- _Kutipan Teks_:
----

Namun dalam perjalanan karirnya sebagai peneliti di Binet Testing Laboratory di
Paris, Piaget lebih fokus pada bidang psikologi Pengertian kognisi sebenarnya
meliputi aspek-aspek struktur intelek yang digunakan untuk mengetahui sesuatu.
Piaget menyatakan bahwa perkembangan kognitif bukan hanya hasil kematangan
organisme, bukan pula pengaruh lingkungan semata, melainkan hasil interaksi
diantara keduanya. Jean Peaget mengatakan bahwa anak dapat membangun secara
aktif dunia kognitif mereka sendiri. Dalam pandangan Piaget, terdapat dua
proses yang mendasari perkembangan dunia individu, yaitu pengorganisasian dan
penyesuaian (adaptasi).
Jean
Piaget menyebut bahwa struktur kognitif sebagai skemata (Schemas), yaitu
kumpulan dari skema-skema. Seseorang individu dapat mengikat, memahami, dan
memberikan respons terhadap stimulus disebabkan karena bekerjanya skemata ini.

----

[Entri posisi butir]
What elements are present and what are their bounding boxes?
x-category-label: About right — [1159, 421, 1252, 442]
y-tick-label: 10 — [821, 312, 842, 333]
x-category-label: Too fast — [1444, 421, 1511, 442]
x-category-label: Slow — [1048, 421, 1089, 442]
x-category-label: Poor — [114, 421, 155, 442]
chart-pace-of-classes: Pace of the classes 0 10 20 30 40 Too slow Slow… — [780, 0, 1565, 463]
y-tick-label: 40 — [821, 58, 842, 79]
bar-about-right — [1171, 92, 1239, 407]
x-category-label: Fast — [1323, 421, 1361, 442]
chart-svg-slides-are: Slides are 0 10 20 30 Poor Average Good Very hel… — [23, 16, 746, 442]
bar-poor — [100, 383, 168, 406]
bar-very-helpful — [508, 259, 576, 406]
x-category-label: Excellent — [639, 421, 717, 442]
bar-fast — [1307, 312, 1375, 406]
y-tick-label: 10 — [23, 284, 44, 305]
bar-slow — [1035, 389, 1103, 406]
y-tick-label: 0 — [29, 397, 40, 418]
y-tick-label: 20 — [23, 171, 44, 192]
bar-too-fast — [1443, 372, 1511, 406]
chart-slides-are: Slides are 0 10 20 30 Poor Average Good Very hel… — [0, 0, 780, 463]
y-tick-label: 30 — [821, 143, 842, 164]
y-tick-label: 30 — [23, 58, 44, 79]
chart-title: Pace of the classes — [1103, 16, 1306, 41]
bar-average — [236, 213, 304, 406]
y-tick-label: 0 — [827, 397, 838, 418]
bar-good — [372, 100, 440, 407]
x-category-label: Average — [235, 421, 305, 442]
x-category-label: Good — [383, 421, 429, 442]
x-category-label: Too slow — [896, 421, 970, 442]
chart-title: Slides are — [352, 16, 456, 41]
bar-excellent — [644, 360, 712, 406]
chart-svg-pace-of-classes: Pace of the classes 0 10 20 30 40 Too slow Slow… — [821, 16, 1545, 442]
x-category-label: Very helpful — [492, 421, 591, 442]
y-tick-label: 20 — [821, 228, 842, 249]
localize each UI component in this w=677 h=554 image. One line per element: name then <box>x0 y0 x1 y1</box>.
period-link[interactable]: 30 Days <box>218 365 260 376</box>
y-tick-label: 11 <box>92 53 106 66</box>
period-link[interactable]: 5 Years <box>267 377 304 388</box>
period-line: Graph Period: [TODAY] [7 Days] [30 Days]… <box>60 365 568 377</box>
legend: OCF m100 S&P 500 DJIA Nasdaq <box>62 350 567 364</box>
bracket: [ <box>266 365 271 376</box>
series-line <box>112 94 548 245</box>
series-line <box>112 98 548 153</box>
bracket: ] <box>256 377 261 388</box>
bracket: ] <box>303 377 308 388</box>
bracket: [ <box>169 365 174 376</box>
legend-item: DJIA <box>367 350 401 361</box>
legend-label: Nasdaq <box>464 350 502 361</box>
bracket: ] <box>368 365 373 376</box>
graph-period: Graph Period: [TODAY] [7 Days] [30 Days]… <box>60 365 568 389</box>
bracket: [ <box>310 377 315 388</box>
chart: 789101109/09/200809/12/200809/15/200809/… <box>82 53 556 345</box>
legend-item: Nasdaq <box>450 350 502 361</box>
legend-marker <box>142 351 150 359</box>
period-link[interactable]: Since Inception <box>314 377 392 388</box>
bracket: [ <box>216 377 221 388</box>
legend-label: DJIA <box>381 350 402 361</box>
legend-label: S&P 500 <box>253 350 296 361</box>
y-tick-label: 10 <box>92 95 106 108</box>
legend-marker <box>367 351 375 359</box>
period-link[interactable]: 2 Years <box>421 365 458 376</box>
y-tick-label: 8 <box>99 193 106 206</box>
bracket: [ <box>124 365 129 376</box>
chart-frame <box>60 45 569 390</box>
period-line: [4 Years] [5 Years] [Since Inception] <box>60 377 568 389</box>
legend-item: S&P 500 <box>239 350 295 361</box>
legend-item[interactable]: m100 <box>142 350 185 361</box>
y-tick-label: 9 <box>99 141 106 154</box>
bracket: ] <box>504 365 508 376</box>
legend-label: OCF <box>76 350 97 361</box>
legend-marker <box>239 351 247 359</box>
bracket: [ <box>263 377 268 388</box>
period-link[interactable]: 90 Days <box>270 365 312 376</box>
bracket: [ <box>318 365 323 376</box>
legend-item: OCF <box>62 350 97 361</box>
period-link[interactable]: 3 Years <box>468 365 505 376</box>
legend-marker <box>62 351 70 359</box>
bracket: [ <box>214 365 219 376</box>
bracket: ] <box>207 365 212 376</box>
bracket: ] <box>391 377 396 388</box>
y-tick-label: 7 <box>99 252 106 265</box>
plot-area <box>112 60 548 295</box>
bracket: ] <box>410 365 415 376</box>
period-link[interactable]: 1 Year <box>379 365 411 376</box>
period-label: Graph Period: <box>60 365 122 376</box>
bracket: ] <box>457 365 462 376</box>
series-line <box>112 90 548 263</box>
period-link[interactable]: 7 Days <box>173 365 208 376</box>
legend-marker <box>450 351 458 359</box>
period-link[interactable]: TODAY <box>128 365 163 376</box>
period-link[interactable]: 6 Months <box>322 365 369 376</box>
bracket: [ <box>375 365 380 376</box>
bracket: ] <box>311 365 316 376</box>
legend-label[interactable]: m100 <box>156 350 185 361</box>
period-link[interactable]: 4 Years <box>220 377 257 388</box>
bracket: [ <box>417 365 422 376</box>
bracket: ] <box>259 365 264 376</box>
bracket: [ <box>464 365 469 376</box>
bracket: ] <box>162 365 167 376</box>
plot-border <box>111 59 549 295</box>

----

- _Tugas Pengerjaan_:
a: Menurut kutipan tentang teori Piaget, apa dua proses yang mendasari perkembangan dunia individu?
b: Lanjutkan kutipan tentang teori Piaget, dimulai tepat setelah kalimat terakhirnya.

- _Jawaban Latihan_:
a: Pengorganisasian dan penyesuaian (adaptasi).

b:
Skemata ini berkembang secara kronologis, sebagai hasil interaksi antara
individu dengan lingkungannya. Piaget memakai istilah scheme dengan istilah
struktur. Scheme adalah pola tingkah laku yang dapat diulang . Scheme
berhubungan dengan :
1. Refleks-refleks
pembawaan: misalnya bernapas, makan, minum.
2. Scheme mental ;
misalnya scheme of classification, scheme of operation. ( pola tingkah laku
yang masih sukar diamati seperti sikap, pola tingkah laku yang dapat diamati).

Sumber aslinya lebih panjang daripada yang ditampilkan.